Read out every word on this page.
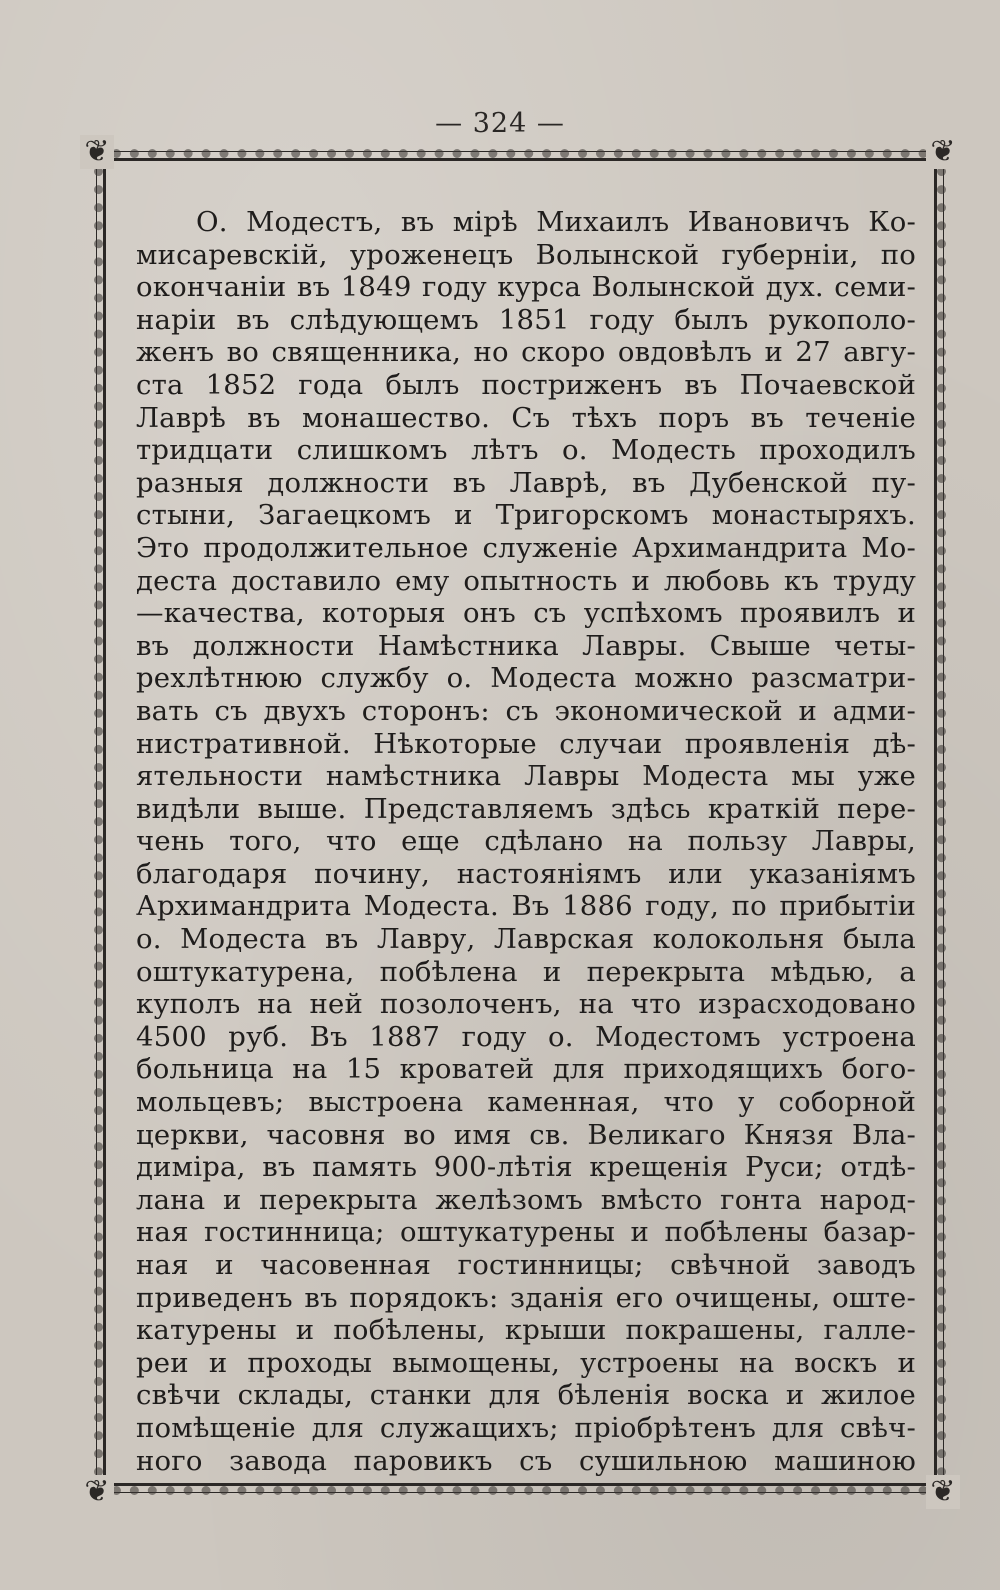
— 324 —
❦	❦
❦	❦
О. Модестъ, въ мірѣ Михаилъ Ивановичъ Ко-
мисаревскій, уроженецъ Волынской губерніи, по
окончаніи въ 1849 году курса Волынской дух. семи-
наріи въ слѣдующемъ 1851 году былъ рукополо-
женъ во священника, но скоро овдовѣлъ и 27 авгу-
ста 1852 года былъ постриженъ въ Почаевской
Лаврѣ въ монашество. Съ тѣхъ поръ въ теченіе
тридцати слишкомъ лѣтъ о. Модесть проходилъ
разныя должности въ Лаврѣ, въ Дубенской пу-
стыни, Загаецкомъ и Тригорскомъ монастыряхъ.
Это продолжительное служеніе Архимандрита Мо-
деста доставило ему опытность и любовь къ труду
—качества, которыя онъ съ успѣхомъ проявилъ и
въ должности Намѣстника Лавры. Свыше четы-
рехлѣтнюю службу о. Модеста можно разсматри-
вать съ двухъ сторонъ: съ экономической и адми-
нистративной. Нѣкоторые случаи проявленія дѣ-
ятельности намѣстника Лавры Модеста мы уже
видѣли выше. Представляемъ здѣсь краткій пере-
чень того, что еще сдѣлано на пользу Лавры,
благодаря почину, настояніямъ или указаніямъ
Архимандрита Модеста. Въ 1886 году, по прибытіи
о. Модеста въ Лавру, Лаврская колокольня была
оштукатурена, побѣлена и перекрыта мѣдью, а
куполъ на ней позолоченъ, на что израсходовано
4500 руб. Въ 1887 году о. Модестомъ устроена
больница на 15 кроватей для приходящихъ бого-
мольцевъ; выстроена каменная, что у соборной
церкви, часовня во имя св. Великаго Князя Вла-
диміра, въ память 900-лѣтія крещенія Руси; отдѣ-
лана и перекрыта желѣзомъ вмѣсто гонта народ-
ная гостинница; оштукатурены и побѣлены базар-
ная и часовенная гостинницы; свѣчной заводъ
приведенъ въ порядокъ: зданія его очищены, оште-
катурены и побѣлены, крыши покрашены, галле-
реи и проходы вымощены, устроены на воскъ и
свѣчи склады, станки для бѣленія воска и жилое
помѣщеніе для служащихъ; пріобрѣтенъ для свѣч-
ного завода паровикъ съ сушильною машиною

==

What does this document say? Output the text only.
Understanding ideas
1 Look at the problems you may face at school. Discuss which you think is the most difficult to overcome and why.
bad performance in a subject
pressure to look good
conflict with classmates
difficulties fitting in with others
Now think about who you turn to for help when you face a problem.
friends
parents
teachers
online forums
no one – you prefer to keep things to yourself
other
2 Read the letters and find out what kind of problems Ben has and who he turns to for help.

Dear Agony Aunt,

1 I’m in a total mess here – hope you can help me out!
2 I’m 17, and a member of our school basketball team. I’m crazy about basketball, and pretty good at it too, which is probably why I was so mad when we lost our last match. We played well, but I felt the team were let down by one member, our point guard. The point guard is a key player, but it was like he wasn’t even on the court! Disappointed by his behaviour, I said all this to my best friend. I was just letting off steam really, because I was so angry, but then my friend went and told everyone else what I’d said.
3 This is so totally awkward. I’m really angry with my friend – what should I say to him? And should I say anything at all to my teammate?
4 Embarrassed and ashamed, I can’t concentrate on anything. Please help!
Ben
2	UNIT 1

▶ [STATED PROBLEM] Gather every line from the entries above where the word "really" appears, and copy them.

▶ [WRITTEN SOLUTION]
2 I’m 17, and a member of our school basketball team. I’m crazy about basketball, and pretty good at it too, which is probably why I was so mad when we lost our last match. We played well, but I felt the team were let down by one member, our point guard. The point guard is a key player, but it was like he wasn’t even on the court! Disappointed by his behaviour, I said all this to my best friend. I was just letting off steam really, because I was so angry, but then my friend went and told everyone else what I’d said.
3 This is so totally awkward. I’m really angry with my friend – what should I say to him? And should I say anything at all to my teammate?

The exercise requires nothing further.